#### [Aim of the exercise]
Filter the listing below, copying every line in which the word "Math" appears.

[Records that describe figures]

········

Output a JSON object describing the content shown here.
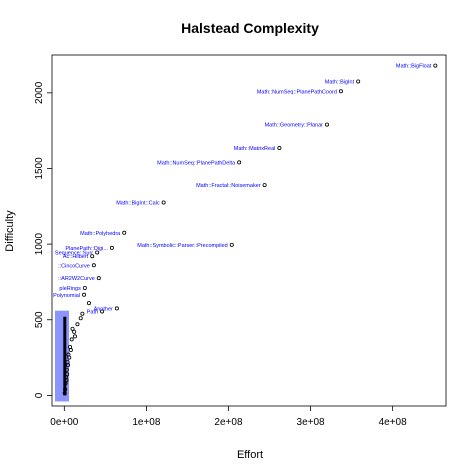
{
  "chart_data": {
    "type": "scatter",
    "title": "Halstead Complexity",
    "xlabel": "Effort",
    "ylabel": "Difficulty",
    "xlim": [
      -15000000,
      465000000
    ],
    "ylim": [
      -70,
      2250
    ],
    "x_ticks": [
      0,
      100000000,
      200000000,
      300000000,
      400000000
    ],
    "x_tick_labels": [
      "0e+00",
      "1e+08",
      "2e+08",
      "3e+08",
      "4e+08"
    ],
    "y_ticks": [
      0,
      500,
      1000,
      1500,
      2000
    ],
    "y_tick_labels": [
      "0",
      "500",
      "1000",
      "1500",
      "2000"
    ],
    "points": [
      {
        "x": 452000000,
        "y": 2180,
        "label": "Math::BigFloat"
      },
      {
        "x": 358000000,
        "y": 2075,
        "label": "Math::BigInt"
      },
      {
        "x": 337000000,
        "y": 2010,
        "label": "Math::NumSeq::PlanePathCoord"
      },
      {
        "x": 320000000,
        "y": 1790,
        "label": "Math::Geometry::Planar"
      },
      {
        "x": 262000000,
        "y": 1635,
        "label": "Math::MatrixReal"
      },
      {
        "x": 213000000,
        "y": 1540,
        "label": "Math::NumSeq::PlanePathDelta"
      },
      {
        "x": 244000000,
        "y": 1390,
        "label": "Math::Fractal::Noisemaker"
      },
      {
        "x": 121000000,
        "y": 1275,
        "label": "Math::BigInt::Calc"
      },
      {
        "x": 73000000,
        "y": 1075,
        "label": "Math::Polyhedra"
      },
      {
        "x": 204000000,
        "y": 995,
        "label": "Math::Symbolic::Parser::Precompiled"
      },
      {
        "x": 58000000,
        "y": 975,
        "label": "PlanePath::Digi..."
      },
      {
        "x": 40000000,
        "y": 945,
        "label": "Sequence::Surr"
      },
      {
        "x": 34000000,
        "y": 920,
        "label": "Ac::Hilbert"
      },
      {
        "x": 36000000,
        "y": 860,
        "label": "::CincoCurve"
      },
      {
        "x": 42000000,
        "y": 775,
        "label": "::AR2W2Curve"
      },
      {
        "x": 25000000,
        "y": 710,
        "label": "pleRings"
      },
      {
        "x": 24000000,
        "y": 665,
        "label": "Polynomial"
      },
      {
        "x": 30000000,
        "y": 610,
        "label": ""
      },
      {
        "x": 64000000,
        "y": 575,
        "label": "Another"
      },
      {
        "x": 46000000,
        "y": 555,
        "label": "Path"
      },
      {
        "x": 20000000,
        "y": 510,
        "label": ""
      },
      {
        "x": 16000000,
        "y": 470,
        "label": ""
      },
      {
        "x": 12000000,
        "y": 420,
        "label": ""
      },
      {
        "x": 9000000,
        "y": 370,
        "label": ""
      },
      {
        "x": 7000000,
        "y": 320,
        "label": ""
      },
      {
        "x": 5000000,
        "y": 270,
        "label": ""
      },
      {
        "x": 4000000,
        "y": 220,
        "label": ""
      },
      {
        "x": 3000000,
        "y": 170,
        "label": ""
      },
      {
        "x": 2000000,
        "y": 120,
        "label": ""
      },
      {
        "x": 1500000,
        "y": 80,
        "label": ""
      },
      {
        "x": 1000000,
        "y": 40,
        "label": ""
      },
      {
        "x": 500000,
        "y": 15,
        "label": ""
      },
      {
        "x": 8000000,
        "y": 300,
        "label": ""
      },
      {
        "x": 10000000,
        "y": 440,
        "label": ""
      },
      {
        "x": 6000000,
        "y": 250,
        "label": ""
      },
      {
        "x": 13000000,
        "y": 390,
        "label": ""
      },
      {
        "x": 22000000,
        "y": 540,
        "label": ""
      },
      {
        "x": 3500000,
        "y": 140,
        "label": ""
      },
      {
        "x": 2500000,
        "y": 100,
        "label": ""
      },
      {
        "x": 4500000,
        "y": 200,
        "label": ""
      }
    ],
    "grid": false
  }
}
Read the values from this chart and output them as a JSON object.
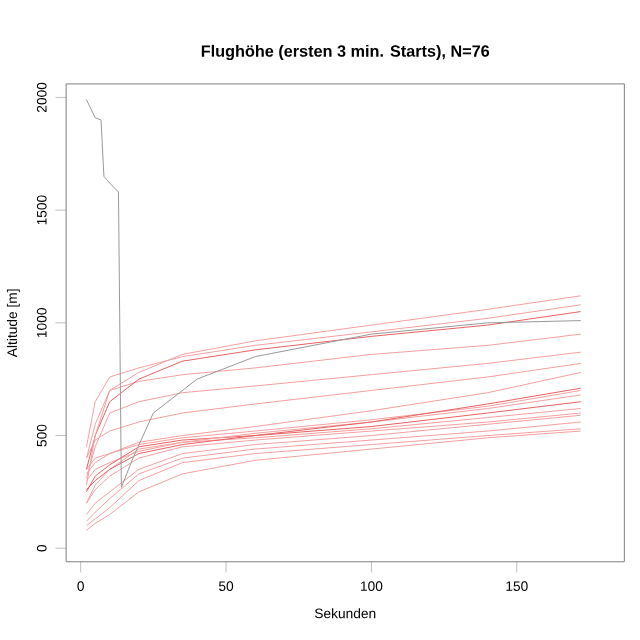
{
  "chart_data": {
    "type": "line",
    "title": "Flughöhe (ersten 3 min. Starts), N=76",
    "xlabel": "Sekunden",
    "ylabel": "Altitude [m]",
    "x": [
      2,
      5,
      10,
      20,
      35,
      60,
      100,
      140,
      172
    ],
    "xlim": [
      -5,
      187
    ],
    "xticks": [
      0,
      50,
      100,
      150
    ],
    "ylim": [
      -60,
      2060
    ],
    "yticks": [
      0,
      500,
      1000,
      1500,
      2000
    ],
    "grid": false,
    "marker": "none",
    "line_style": "solid",
    "series": [
      {
        "color": "#f4a0a0",
        "values": [
          300,
          350,
          380,
          430,
          470,
          490,
          530,
          580,
          620
        ]
      },
      {
        "color": "#e86060",
        "values": [
          250,
          320,
          370,
          450,
          480,
          500,
          540,
          600,
          650
        ]
      },
      {
        "color": "#f4a0a0",
        "values": [
          200,
          280,
          350,
          440,
          470,
          510,
          560,
          620,
          680
        ]
      },
      {
        "color": "#f4a0a0",
        "values": [
          350,
          400,
          420,
          460,
          490,
          520,
          570,
          630,
          700
        ]
      },
      {
        "color": "#f4a0a0",
        "values": [
          150,
          200,
          250,
          350,
          420,
          460,
          500,
          550,
          590
        ]
      },
      {
        "color": "#f4a0a0",
        "values": [
          100,
          130,
          180,
          300,
          380,
          420,
          460,
          500,
          530
        ]
      },
      {
        "color": "#f4a0a0",
        "values": [
          80,
          110,
          150,
          250,
          330,
          390,
          440,
          490,
          520
        ]
      },
      {
        "color": "#f4a0a0",
        "values": [
          310,
          450,
          600,
          650,
          690,
          720,
          770,
          820,
          870
        ]
      },
      {
        "color": "#f4a0a0",
        "values": [
          400,
          550,
          700,
          740,
          770,
          800,
          860,
          900,
          950
        ]
      },
      {
        "color": "#e86060",
        "values": [
          350,
          500,
          650,
          750,
          830,
          880,
          940,
          990,
          1050
        ]
      },
      {
        "color": "#f4a0a0",
        "values": [
          280,
          500,
          700,
          780,
          860,
          920,
          990,
          1060,
          1120
        ]
      },
      {
        "color": "#f4a0a0",
        "values": [
          450,
          650,
          760,
          800,
          850,
          900,
          960,
          1020,
          1080
        ]
      },
      {
        "color": "#e86060",
        "values": [
          260,
          300,
          350,
          420,
          460,
          500,
          560,
          640,
          710
        ]
      },
      {
        "color": "#f4a0a0",
        "values": [
          330,
          380,
          420,
          470,
          500,
          540,
          610,
          690,
          780
        ]
      },
      {
        "color": "#f4a0a0",
        "values": [
          200,
          260,
          320,
          400,
          450,
          480,
          520,
          560,
          600
        ]
      },
      {
        "color": "#f4a0a0",
        "values": [
          120,
          160,
          220,
          330,
          400,
          440,
          480,
          520,
          560
        ]
      },
      {
        "color": "#f4a0a0",
        "values": [
          400,
          480,
          520,
          560,
          600,
          640,
          700,
          760,
          820
        ]
      },
      {
        "color": "#999999",
        "x": [
          2,
          5,
          7,
          8,
          10,
          13,
          14,
          18,
          25,
          40,
          60,
          100,
          140,
          172
        ],
        "values": [
          1990,
          1910,
          1900,
          1650,
          1620,
          1580,
          270,
          400,
          600,
          750,
          850,
          950,
          1000,
          1010
        ]
      }
    ]
  }
}
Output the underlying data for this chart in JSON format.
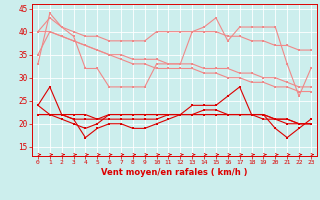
{
  "x": [
    0,
    1,
    2,
    3,
    4,
    5,
    6,
    7,
    8,
    9,
    10,
    11,
    12,
    13,
    14,
    15,
    16,
    17,
    18,
    19,
    20,
    21,
    22,
    23
  ],
  "line1": [
    33,
    44,
    41,
    39,
    32,
    32,
    28,
    28,
    28,
    28,
    33,
    33,
    33,
    40,
    41,
    43,
    38,
    41,
    41,
    41,
    41,
    33,
    26,
    32
  ],
  "line2": [
    40,
    43,
    41,
    40,
    39,
    39,
    38,
    38,
    38,
    38,
    40,
    40,
    40,
    40,
    40,
    40,
    39,
    39,
    38,
    38,
    37,
    37,
    36,
    36
  ],
  "line3": [
    40,
    40,
    39,
    38,
    37,
    36,
    35,
    35,
    34,
    34,
    34,
    33,
    33,
    33,
    32,
    32,
    32,
    31,
    31,
    30,
    30,
    29,
    28,
    28
  ],
  "line4": [
    35,
    40,
    39,
    38,
    37,
    36,
    35,
    34,
    33,
    33,
    32,
    32,
    32,
    32,
    31,
    31,
    30,
    30,
    29,
    29,
    28,
    28,
    27,
    27
  ],
  "line5": [
    24,
    28,
    22,
    21,
    17,
    19,
    20,
    20,
    19,
    19,
    20,
    21,
    22,
    24,
    24,
    24,
    26,
    28,
    22,
    22,
    19,
    17,
    19,
    21
  ],
  "line6": [
    22,
    22,
    22,
    21,
    21,
    21,
    22,
    22,
    22,
    22,
    22,
    22,
    22,
    22,
    22,
    22,
    22,
    22,
    22,
    22,
    21,
    21,
    20,
    20
  ],
  "line7": [
    22,
    22,
    22,
    22,
    22,
    21,
    21,
    21,
    21,
    21,
    21,
    22,
    22,
    22,
    22,
    22,
    22,
    22,
    22,
    22,
    21,
    21,
    20,
    20
  ],
  "line8": [
    24,
    22,
    21,
    20,
    19,
    20,
    22,
    22,
    22,
    22,
    22,
    22,
    22,
    22,
    23,
    23,
    22,
    22,
    22,
    21,
    21,
    20,
    20,
    20
  ],
  "xlabel": "Vent moyen/en rafales ( km/h )",
  "yticks": [
    15,
    20,
    25,
    30,
    35,
    40,
    45
  ],
  "xticks": [
    0,
    1,
    2,
    3,
    4,
    5,
    6,
    7,
    8,
    9,
    10,
    11,
    12,
    13,
    14,
    15,
    16,
    17,
    18,
    19,
    20,
    21,
    22,
    23
  ],
  "bg_color": "#cceeed",
  "light_red": "#f08888",
  "red": "#dd0000",
  "grid_color": "#ffffff",
  "ymin": 13,
  "ymax": 46
}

········

#### [Output of the exercise]
        "label": "Math::BigFloat"
        "label": "Math::BigInt"
        "label": "Math::NumSeq::PlanePathCoord"
        "label": "Math::Geometry::Planar"
        "label": "Math::MatrixReal"
        "label": "Math::NumSeq::PlanePathDelta"
        "label": "Math::Fractal::Noisemaker"
        "label": "Math::BigInt::Calc"
        "label": "Math::Polyhedra"
        "label": "Math::Symbolic::Parser::Precompiled"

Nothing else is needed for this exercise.